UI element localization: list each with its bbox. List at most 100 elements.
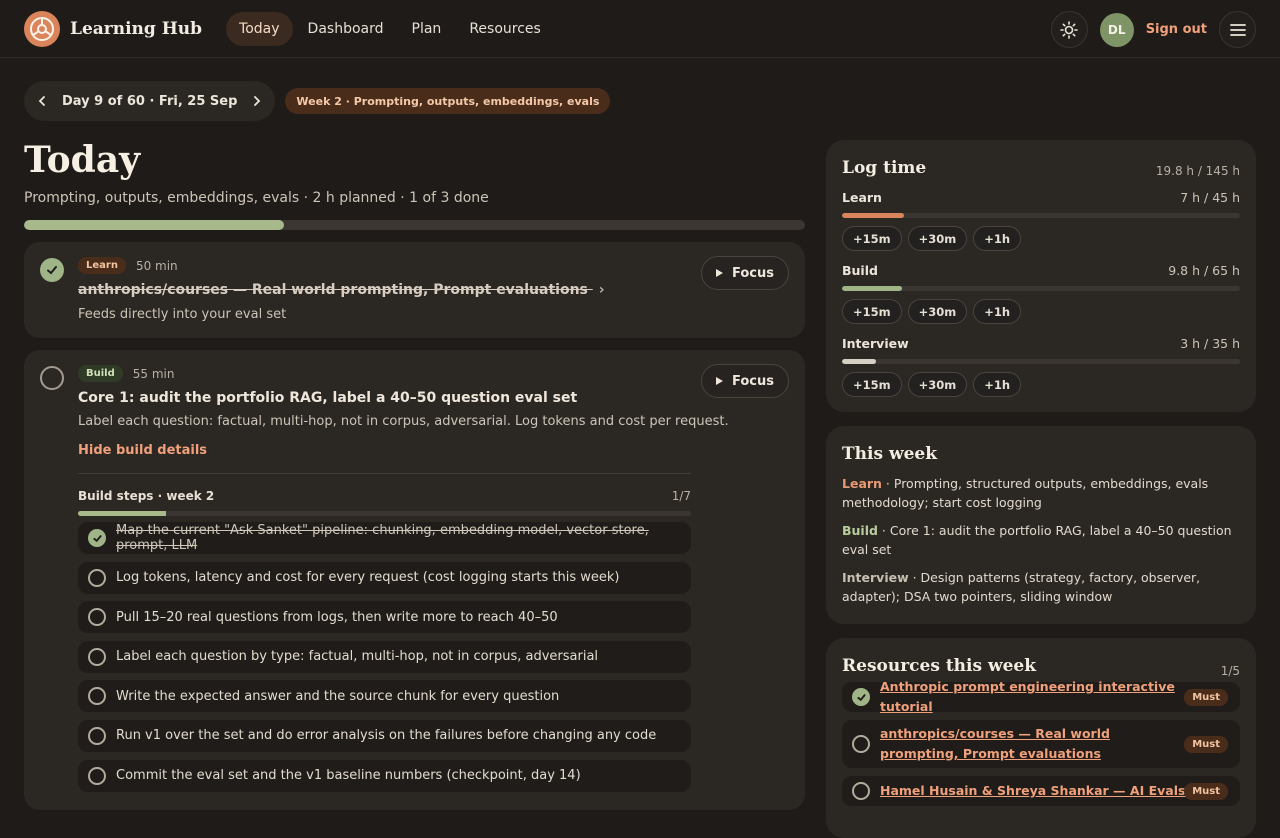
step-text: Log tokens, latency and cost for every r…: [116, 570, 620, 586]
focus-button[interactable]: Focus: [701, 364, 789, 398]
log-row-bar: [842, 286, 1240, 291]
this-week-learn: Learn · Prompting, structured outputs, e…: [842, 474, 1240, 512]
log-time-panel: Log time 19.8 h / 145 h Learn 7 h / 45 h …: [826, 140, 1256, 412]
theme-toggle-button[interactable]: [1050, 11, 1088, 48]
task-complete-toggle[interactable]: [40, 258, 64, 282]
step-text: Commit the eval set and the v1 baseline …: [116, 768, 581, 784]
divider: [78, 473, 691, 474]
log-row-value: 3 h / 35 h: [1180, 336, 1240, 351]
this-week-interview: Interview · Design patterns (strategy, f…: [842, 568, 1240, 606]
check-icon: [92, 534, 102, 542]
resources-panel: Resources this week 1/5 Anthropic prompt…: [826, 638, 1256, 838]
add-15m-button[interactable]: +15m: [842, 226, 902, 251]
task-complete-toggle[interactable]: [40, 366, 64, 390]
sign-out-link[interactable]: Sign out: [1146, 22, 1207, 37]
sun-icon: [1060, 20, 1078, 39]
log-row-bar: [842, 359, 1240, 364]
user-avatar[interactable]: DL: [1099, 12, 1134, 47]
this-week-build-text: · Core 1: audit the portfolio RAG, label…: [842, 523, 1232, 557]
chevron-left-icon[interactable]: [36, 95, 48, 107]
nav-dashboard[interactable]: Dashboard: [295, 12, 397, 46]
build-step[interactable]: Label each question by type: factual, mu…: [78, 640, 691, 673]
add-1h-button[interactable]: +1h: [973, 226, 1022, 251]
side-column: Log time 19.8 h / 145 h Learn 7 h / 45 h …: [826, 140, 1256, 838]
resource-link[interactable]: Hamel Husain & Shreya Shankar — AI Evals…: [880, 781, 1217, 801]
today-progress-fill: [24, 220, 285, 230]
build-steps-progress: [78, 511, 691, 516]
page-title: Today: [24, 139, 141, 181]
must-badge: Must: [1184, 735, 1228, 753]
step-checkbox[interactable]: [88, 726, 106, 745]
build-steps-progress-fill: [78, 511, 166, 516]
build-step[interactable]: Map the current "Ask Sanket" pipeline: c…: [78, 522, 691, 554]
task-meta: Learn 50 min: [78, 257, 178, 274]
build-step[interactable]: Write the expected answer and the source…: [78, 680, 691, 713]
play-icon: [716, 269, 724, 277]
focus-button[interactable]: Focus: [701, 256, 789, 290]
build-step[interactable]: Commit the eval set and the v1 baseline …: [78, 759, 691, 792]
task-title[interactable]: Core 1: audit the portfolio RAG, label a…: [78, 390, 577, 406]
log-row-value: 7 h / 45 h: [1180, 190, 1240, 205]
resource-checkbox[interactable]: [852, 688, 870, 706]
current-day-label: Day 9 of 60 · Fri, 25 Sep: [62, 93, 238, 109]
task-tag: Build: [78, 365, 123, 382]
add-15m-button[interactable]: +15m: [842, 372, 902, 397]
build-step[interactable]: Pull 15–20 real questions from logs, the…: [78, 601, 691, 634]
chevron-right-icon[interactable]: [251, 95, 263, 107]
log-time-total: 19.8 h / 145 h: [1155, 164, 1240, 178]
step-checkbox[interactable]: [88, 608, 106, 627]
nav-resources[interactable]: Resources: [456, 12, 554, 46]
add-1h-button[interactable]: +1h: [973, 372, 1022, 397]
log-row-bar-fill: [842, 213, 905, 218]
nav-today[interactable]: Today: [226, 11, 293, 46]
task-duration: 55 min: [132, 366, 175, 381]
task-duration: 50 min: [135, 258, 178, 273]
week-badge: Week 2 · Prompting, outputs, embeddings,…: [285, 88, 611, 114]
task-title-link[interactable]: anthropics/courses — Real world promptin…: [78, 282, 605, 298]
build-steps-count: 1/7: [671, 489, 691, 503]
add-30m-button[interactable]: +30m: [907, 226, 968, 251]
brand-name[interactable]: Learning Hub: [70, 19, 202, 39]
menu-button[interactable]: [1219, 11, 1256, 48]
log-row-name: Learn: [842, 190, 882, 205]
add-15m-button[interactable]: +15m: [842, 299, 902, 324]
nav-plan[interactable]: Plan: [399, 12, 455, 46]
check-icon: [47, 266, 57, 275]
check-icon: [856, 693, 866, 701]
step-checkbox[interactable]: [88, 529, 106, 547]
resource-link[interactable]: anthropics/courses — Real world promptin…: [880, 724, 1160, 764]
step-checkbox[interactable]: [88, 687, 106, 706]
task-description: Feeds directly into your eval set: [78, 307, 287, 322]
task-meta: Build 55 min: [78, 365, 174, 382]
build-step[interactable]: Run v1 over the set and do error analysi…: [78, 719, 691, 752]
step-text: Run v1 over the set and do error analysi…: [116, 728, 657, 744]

EXERCISE OBJECTIVE: Copy the data above verbatim, omitting the pictures.

ANSWER TO THIS TASK:
UI element localization: list each with its bbox. List at most 100 elements.
step-text: Log tokens, latency and cost for every r…: [116, 570, 620, 586]
focus-button[interactable]: Focus: [701, 364, 789, 398]
log-row-bar: [842, 286, 1240, 291]
this-week-learn: Learn · Prompting, structured outputs, e…: [842, 474, 1240, 512]
log-time-panel: Log time 19.8 h / 145 h Learn 7 h / 45 h …: [826, 140, 1256, 412]
theme-toggle-button[interactable]: [1050, 11, 1088, 48]
task-complete-toggle[interactable]: [40, 258, 64, 282]
step-text: Commit the eval set and the v1 baseline …: [116, 768, 581, 784]
divider: [78, 473, 691, 474]
log-row-value: 3 h / 35 h: [1180, 336, 1240, 351]
this-week-interview: Interview · Design patterns (strategy, f…: [842, 568, 1240, 606]
check-icon: [92, 534, 102, 542]
resources-panel: Resources this week 1/5 Anthropic prompt…: [826, 638, 1256, 838]
add-15m-button[interactable]: +15m: [842, 226, 902, 251]
task-complete-toggle[interactable]: [40, 366, 64, 390]
sign-out-link[interactable]: Sign out: [1146, 22, 1207, 37]
sun-icon: [1060, 20, 1078, 39]
log-row-bar: [842, 359, 1240, 364]
user-avatar[interactable]: DL: [1099, 12, 1134, 47]
this-week-build-text: · Core 1: audit the portfolio RAG, label…: [842, 523, 1232, 557]
chevron-left-icon[interactable]: [36, 95, 48, 107]
nav-dashboard[interactable]: Dashboard: [295, 12, 397, 46]
build-step[interactable]: Label each question by type: factual, mu…: [78, 640, 691, 673]
add-1h-button[interactable]: +1h: [973, 226, 1022, 251]
side-column: Log time 19.8 h / 145 h Learn 7 h / 45 h …: [826, 140, 1256, 838]
resource-link[interactable]: Hamel Husain & Shreya Shankar — AI Evals…: [880, 781, 1217, 801]
today-progress-fill: [24, 220, 285, 230]
build-steps-progress: [78, 511, 691, 516]
page-title: Today: [24, 139, 141, 181]
must-badge: Must: [1184, 735, 1228, 753]
step-checkbox[interactable]: [88, 726, 106, 745]
build-steps-progress-fill: [78, 511, 166, 516]
build-step[interactable]: Map the current "Ask Sanket" pipeline: c…: [78, 522, 691, 554]
task-meta: Learn 50 min: [78, 257, 178, 274]
build-step[interactable]: Write the expected answer and the source…: [78, 680, 691, 713]
play-icon: [716, 269, 724, 277]
focus-button[interactable]: Focus: [701, 256, 789, 290]
build-step[interactable]: Commit the eval set and the v1 baseline …: [78, 759, 691, 792]
task-title[interactable]: Core 1: audit the portfolio RAG, label a…: [78, 390, 577, 406]
log-row-value: 7 h / 45 h: [1180, 190, 1240, 205]
resource-checkbox[interactable]: [852, 688, 870, 706]
current-day-label: Day 9 of 60 · Fri, 25 Sep: [62, 93, 238, 109]
task-tag: Build: [78, 365, 123, 382]
add-15m-button[interactable]: +15m: [842, 372, 902, 397]
build-step[interactable]: Pull 15–20 real questions from logs, the…: [78, 601, 691, 634]
chevron-right-icon[interactable]: [251, 95, 263, 107]
log-time-total: 19.8 h / 145 h: [1155, 164, 1240, 178]
step-checkbox[interactable]: [88, 608, 106, 627]
nav-resources[interactable]: Resources: [456, 12, 554, 46]
add-1h-button[interactable]: +1h: [973, 372, 1022, 397]
log-row-bar-fill: [842, 213, 905, 218]
nav-today[interactable]: Today: [226, 11, 293, 46]
task-duration: 55 min: [132, 366, 175, 381]
task-duration: 50 min: [135, 258, 178, 273]
week-badge: Week 2 · Prompting, outputs, embeddings,…: [285, 88, 611, 114]
task-title-link[interactable]: anthropics/courses — Real world promptin…: [78, 282, 605, 298]
build-steps-count: 1/7: [671, 489, 691, 503]
add-30m-button[interactable]: +30m: [907, 226, 968, 251]
brand-name[interactable]: Learning Hub: [70, 19, 202, 39]
menu-button[interactable]: [1219, 11, 1256, 48]
log-row-name: Learn: [842, 190, 882, 205]
add-15m-button[interactable]: +15m: [842, 299, 902, 324]
nav-plan[interactable]: Plan: [399, 12, 455, 46]
check-icon: [47, 266, 57, 275]
check-icon: [856, 693, 866, 701]
step-checkbox[interactable]: [88, 529, 106, 547]
resource-link[interactable]: anthropics/courses — Real world promptin…: [880, 724, 1160, 764]
step-checkbox[interactable]: [88, 687, 106, 706]
task-description: Feeds directly into your eval set: [78, 307, 287, 322]
task-meta: Build 55 min: [78, 365, 174, 382]
build-step[interactable]: Run v1 over the set and do error analysi…: [78, 719, 691, 752]
step-text: Run v1 over the set and do error analysi…: [116, 728, 657, 744]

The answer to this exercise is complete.